WHAT YOU HAVE TO DO — Select the lines that contain "fertility" and copy each of them.

Data records —
= = = = = = =

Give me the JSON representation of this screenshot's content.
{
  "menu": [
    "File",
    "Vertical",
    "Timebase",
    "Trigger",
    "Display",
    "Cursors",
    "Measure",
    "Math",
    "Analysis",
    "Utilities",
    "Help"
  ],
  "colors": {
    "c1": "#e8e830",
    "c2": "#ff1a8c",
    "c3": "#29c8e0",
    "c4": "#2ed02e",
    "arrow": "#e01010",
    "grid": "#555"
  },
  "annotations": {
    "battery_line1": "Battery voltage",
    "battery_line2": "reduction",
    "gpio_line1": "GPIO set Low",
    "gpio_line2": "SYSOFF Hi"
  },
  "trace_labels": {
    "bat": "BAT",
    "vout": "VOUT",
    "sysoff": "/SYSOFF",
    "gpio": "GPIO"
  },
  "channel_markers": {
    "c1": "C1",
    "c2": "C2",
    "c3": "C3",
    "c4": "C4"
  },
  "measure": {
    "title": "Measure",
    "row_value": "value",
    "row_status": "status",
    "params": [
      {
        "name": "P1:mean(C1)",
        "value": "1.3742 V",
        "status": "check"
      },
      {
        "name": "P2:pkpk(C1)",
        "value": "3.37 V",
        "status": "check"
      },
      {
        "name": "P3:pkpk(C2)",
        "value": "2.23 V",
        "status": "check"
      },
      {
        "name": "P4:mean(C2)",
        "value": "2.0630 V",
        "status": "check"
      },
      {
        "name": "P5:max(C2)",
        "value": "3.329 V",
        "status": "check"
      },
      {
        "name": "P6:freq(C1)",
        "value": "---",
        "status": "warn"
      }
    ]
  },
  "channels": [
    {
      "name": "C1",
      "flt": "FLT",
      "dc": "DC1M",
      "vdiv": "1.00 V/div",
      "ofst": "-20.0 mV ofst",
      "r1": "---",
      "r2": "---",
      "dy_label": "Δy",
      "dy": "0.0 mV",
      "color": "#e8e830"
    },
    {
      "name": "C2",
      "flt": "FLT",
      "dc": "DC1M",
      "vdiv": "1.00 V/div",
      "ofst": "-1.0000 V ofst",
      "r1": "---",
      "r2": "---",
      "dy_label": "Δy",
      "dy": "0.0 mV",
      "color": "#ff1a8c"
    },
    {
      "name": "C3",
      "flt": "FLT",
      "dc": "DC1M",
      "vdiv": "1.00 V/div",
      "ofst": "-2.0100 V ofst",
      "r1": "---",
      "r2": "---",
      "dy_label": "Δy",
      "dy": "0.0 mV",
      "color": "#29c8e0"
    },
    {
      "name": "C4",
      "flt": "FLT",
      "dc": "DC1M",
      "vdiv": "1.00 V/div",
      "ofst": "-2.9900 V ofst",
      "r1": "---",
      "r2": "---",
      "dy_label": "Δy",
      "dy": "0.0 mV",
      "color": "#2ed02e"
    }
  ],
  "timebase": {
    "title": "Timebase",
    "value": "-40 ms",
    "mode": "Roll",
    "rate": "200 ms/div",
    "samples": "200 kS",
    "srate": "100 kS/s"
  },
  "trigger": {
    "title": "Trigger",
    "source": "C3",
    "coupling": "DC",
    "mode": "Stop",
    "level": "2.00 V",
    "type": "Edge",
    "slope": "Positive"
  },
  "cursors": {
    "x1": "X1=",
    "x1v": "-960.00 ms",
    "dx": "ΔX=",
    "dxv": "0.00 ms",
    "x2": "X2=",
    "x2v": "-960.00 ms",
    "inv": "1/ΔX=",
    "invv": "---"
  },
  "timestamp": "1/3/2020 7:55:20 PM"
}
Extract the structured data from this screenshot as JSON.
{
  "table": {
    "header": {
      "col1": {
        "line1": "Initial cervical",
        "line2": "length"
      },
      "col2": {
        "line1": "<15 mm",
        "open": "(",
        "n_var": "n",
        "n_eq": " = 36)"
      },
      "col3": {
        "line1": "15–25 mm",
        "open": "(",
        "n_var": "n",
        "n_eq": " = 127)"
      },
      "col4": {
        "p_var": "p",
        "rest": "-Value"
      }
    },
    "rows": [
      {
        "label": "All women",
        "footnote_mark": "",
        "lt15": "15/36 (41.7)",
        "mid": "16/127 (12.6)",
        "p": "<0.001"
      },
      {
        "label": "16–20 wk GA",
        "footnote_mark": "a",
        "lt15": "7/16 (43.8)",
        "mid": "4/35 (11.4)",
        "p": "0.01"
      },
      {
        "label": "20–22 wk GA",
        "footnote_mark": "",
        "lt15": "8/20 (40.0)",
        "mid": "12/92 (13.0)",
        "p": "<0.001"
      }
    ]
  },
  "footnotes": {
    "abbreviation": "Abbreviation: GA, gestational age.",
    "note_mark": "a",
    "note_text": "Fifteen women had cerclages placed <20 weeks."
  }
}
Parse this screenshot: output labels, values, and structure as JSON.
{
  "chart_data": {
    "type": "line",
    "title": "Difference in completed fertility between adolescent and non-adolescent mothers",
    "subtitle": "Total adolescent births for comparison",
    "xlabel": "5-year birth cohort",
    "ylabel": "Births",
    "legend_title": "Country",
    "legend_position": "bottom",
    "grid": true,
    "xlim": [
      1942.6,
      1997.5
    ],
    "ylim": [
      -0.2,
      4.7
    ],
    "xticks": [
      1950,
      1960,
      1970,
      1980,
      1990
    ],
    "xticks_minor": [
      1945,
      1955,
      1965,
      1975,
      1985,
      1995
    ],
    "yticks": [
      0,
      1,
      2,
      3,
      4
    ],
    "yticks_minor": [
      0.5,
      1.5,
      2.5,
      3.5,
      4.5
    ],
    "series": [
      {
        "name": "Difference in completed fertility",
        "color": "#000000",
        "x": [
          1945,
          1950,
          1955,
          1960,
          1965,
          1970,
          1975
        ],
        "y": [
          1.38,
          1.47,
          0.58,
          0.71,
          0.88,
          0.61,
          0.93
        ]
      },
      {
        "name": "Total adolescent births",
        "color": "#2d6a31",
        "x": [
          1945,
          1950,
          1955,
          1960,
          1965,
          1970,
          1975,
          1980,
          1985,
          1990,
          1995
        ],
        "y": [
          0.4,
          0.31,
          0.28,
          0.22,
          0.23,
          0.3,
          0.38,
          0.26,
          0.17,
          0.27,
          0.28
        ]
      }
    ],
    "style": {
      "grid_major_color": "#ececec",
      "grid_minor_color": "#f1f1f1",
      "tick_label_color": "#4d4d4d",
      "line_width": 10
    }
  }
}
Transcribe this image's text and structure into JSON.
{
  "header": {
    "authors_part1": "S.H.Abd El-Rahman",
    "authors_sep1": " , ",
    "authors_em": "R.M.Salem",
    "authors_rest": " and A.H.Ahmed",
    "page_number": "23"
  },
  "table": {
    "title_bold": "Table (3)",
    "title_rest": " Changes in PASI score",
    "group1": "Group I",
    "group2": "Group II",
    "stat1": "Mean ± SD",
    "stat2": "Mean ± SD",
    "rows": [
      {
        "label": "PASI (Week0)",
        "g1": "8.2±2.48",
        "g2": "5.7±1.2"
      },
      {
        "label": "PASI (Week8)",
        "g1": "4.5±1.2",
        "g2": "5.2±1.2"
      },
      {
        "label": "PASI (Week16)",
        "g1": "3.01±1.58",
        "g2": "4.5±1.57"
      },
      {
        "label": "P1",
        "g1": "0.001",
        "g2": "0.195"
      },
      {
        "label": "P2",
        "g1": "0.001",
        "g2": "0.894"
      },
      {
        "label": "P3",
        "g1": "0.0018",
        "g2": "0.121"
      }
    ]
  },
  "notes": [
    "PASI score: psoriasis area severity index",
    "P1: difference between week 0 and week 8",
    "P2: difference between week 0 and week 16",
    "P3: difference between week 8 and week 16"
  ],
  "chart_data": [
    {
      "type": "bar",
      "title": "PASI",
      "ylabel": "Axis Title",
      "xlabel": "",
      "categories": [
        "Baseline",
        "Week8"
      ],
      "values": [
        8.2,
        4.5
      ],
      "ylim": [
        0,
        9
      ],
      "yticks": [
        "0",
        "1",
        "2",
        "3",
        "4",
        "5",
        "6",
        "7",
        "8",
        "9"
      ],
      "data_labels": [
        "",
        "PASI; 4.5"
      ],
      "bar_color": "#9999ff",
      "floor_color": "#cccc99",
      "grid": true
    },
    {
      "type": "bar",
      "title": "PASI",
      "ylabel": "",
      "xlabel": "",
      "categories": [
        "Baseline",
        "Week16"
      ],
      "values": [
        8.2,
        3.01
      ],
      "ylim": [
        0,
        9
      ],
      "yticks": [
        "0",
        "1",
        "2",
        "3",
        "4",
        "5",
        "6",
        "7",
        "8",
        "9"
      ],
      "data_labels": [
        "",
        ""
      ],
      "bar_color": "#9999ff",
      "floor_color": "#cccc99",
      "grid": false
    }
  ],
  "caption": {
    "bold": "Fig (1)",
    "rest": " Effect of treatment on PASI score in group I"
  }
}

= = = = = = =

SOLVED EXERCISE —
    "title": "Difference in completed fertility between adolescent and non-adolescent mothers",
        "name": "Difference in completed fertility",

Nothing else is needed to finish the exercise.